[Work task]: Where does the string "Rescue" appear in the records? Copy every line that contains it.

[Given records]:
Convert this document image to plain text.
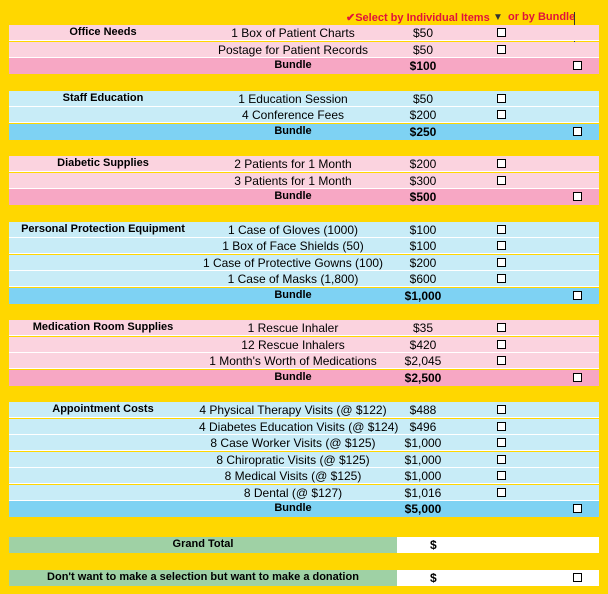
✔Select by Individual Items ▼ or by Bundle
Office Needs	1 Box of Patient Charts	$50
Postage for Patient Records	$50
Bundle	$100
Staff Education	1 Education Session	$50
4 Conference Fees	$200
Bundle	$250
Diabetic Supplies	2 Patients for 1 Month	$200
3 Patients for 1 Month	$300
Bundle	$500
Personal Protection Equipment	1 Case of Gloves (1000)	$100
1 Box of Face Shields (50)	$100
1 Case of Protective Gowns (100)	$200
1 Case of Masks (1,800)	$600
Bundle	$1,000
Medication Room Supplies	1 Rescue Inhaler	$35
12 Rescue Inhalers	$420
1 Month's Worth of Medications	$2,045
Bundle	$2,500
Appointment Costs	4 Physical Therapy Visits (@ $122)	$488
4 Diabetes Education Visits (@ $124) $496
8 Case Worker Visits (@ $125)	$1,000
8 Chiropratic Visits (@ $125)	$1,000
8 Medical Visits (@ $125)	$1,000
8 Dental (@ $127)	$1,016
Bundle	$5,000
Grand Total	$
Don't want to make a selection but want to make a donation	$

[Output below]:
Medication Room Supplies	1 Rescue Inhaler	$35
12 Rescue Inhalers	$420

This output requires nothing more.